● **Short problem**: Put the listing below, from the line containing "Give me the" through the line containing "header: Број на вработени [262, 11, 496, 36]", into a two-column CSV with columns input and output. Give one row for each input with its output, quote each field, turn line breaks into spaces, and leave the pictures out.

## Begin Records shown

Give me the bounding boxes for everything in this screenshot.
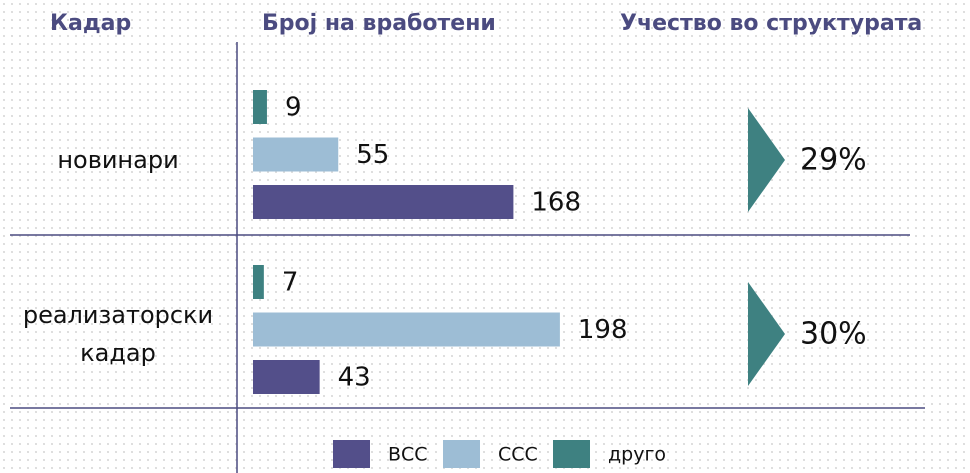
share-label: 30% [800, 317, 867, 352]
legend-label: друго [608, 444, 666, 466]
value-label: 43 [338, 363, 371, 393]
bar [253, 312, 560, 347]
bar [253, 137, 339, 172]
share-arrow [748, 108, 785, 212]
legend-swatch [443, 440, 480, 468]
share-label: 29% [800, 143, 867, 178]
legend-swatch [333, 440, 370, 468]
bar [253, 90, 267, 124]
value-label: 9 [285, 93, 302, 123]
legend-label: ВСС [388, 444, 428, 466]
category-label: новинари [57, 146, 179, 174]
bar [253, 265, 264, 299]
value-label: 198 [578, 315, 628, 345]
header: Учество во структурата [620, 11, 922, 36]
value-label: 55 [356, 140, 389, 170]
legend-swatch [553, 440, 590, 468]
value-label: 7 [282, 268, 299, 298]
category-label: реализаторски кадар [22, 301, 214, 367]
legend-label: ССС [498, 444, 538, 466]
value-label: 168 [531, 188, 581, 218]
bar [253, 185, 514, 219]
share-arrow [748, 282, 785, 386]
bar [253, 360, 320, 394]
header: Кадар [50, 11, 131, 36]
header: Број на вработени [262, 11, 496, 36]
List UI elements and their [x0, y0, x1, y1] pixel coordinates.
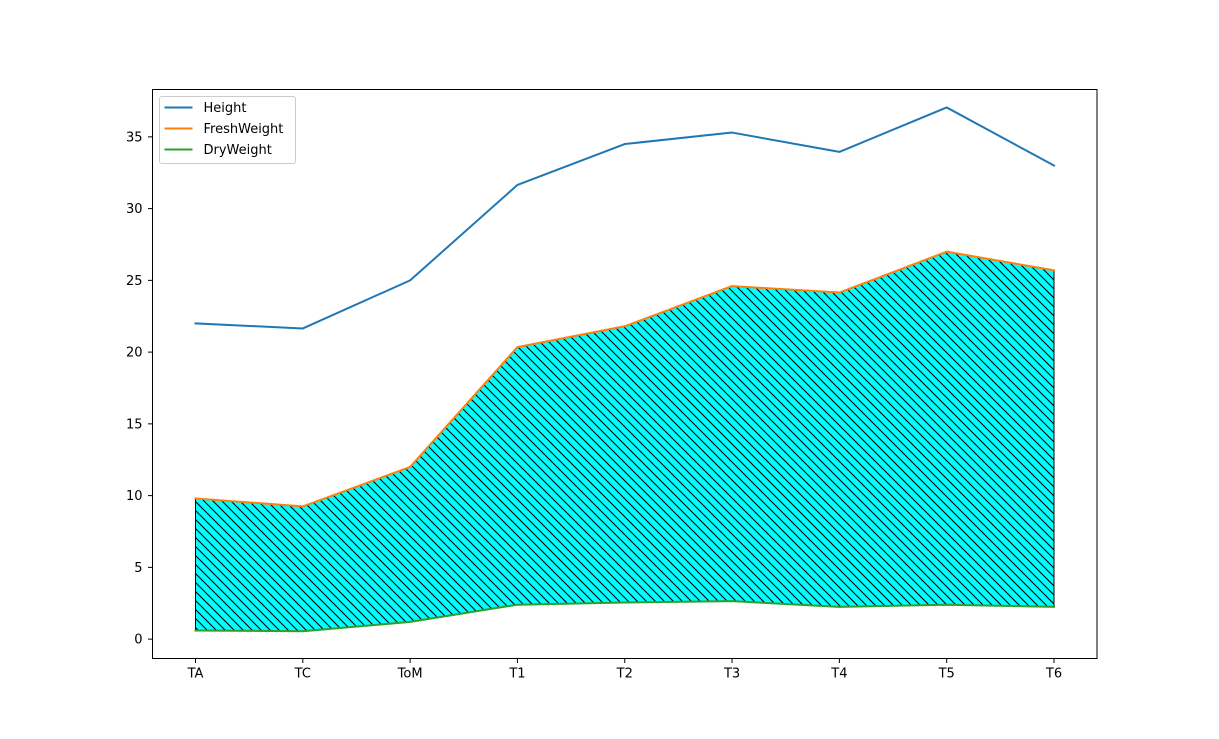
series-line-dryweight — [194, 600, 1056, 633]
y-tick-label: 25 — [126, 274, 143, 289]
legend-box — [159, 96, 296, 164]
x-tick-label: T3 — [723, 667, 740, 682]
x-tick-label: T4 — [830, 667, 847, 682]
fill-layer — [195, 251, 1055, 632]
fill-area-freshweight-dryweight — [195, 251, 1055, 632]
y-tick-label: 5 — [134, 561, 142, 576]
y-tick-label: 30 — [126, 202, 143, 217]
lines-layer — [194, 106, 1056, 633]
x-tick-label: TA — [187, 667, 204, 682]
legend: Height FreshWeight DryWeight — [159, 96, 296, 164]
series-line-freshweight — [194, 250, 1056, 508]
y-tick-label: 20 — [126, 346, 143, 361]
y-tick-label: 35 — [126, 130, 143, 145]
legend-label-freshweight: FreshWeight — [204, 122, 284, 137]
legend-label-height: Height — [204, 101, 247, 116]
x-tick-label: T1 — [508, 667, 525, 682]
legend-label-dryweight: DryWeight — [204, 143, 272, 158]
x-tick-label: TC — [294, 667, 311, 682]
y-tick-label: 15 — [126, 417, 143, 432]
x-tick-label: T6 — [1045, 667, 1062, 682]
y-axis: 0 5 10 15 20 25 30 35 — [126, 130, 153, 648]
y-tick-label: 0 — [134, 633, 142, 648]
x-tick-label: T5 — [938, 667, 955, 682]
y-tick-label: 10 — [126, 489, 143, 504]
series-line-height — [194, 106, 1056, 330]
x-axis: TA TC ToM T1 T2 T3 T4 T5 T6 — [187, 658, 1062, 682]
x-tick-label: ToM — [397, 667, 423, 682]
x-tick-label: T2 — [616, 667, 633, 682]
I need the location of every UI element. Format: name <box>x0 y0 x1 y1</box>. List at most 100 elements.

## End Records shown
## Begin Records shown

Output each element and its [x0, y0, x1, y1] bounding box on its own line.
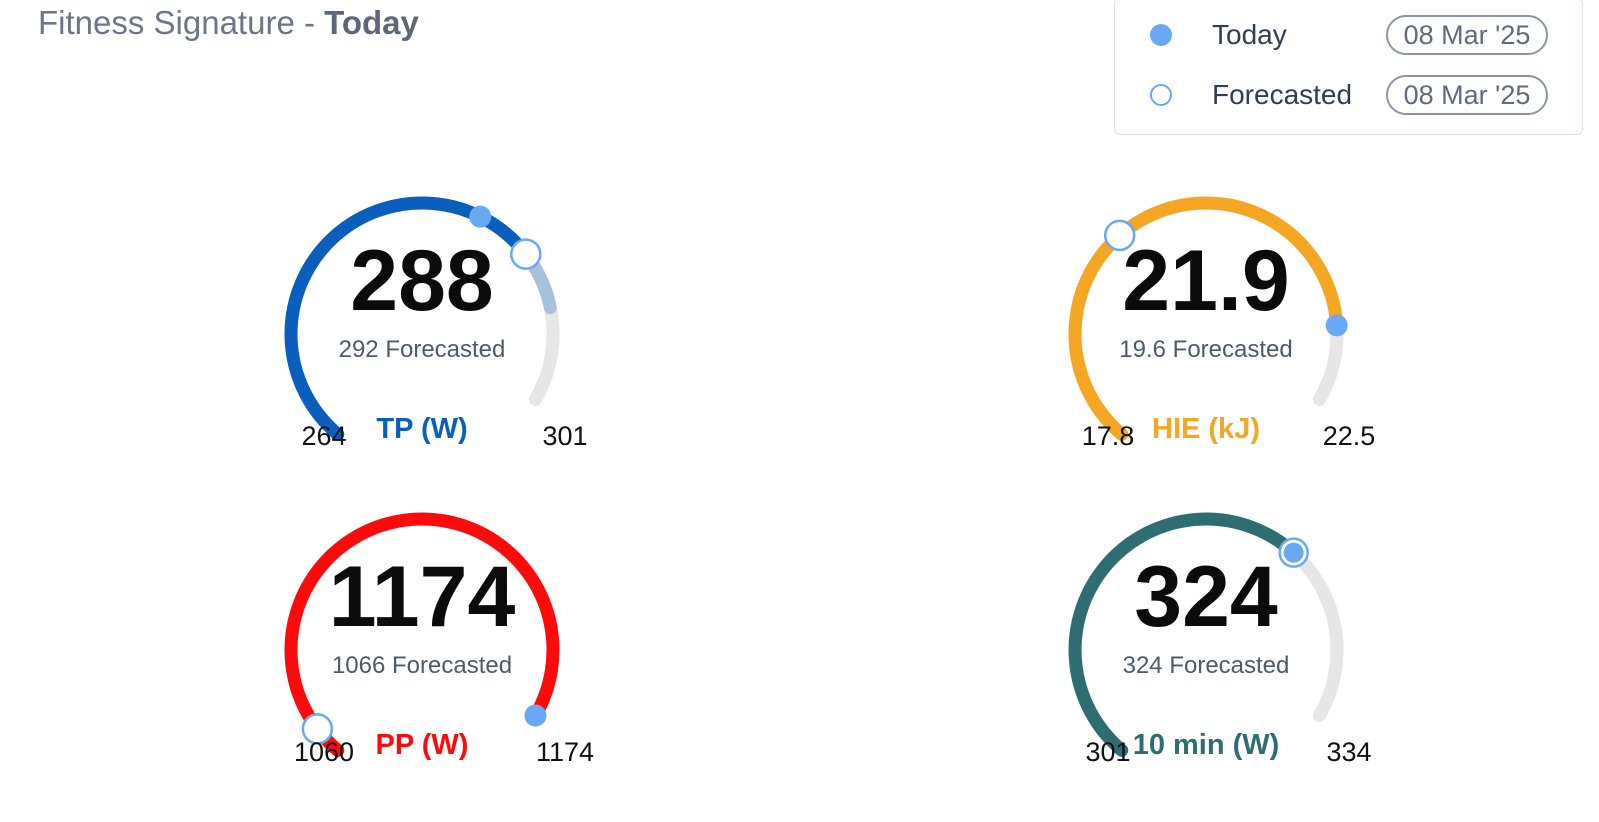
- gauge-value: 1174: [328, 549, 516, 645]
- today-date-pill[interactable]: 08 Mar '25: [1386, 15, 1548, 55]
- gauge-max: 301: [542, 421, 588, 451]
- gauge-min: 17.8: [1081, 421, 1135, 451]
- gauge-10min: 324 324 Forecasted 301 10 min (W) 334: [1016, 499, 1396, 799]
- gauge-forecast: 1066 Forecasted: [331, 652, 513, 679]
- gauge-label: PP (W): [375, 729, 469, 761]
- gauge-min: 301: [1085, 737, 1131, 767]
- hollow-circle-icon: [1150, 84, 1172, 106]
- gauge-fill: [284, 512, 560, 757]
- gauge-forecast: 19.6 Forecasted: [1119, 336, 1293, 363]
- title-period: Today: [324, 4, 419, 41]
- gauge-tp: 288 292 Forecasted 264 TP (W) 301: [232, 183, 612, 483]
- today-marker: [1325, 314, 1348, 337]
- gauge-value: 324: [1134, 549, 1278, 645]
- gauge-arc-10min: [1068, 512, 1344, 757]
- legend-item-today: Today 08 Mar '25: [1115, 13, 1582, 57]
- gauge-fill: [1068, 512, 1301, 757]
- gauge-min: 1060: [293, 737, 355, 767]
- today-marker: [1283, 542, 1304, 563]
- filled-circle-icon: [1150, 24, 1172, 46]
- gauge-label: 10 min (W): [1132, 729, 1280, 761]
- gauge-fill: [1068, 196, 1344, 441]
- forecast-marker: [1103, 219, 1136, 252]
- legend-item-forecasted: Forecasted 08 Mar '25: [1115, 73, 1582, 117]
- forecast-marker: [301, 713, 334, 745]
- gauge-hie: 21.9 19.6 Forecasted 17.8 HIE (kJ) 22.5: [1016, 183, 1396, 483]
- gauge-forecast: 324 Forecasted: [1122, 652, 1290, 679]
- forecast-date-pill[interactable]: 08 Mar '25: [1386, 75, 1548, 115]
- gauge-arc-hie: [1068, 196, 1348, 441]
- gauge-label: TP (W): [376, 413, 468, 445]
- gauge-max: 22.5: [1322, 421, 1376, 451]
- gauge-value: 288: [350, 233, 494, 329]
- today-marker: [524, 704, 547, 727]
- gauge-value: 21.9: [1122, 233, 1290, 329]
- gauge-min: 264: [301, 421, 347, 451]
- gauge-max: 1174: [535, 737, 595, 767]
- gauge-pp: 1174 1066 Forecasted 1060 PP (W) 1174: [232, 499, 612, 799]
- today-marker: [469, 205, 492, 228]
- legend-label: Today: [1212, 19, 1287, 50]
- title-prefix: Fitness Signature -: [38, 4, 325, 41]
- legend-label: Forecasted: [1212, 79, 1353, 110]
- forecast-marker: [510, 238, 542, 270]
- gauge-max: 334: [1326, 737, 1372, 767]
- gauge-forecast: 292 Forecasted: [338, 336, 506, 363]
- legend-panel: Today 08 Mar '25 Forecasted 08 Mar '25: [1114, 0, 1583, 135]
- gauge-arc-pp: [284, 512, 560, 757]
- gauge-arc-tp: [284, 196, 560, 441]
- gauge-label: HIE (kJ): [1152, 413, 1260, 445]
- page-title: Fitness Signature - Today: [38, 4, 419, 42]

## End Records shown
## Begin Records shown

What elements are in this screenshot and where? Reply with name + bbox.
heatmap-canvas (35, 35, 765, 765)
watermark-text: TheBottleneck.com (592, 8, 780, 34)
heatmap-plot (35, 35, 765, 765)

## End Records shown

● **Response to the exercise**:
input,output
"Give me the bounding boxes for everything in this screenshot.","share-label: 30% [800, 317, 867, 352] legend-label: друго [608, 444, 666, 466] value-label: 43 [338, 363, 371, 393] bar [253, 312, 560, 347] bar [253, 137, 339, 172] share-arrow [748, 108, 785, 212] legend-swatch [443, 440, 480, 468] share-label: 29% [800, 143, 867, 178] legend-swatch [333, 440, 370, 468] bar [253, 90, 267, 124] value-label: 9 [285, 93, 302, 123] legend-label: ВСС [388, 444, 428, 466] category-label: новинари [57, 146, 179, 174] bar [253, 265, 264, 299] value-label: 198 [578, 315, 628, 345] header: Учество во структурата [620, 11, 922, 36] value-label: 55 [356, 140, 389, 170] legend-swatch [553, 440, 590, 468] value-label: 7 [282, 268, 299, 298] category-label: реализаторски кадар [22, 301, 214, 367] legend-label: ССС [498, 444, 538, 466] value-label: 168 [531, 188, 581, 218] bar [253, 185, 514, 219] share-arrow [748, 282, 785, 386] bar [253, 360, 320, 394] header: Кадар [50, 11, 131, 36] header: Број на вработени [262, 11, 496, 36]"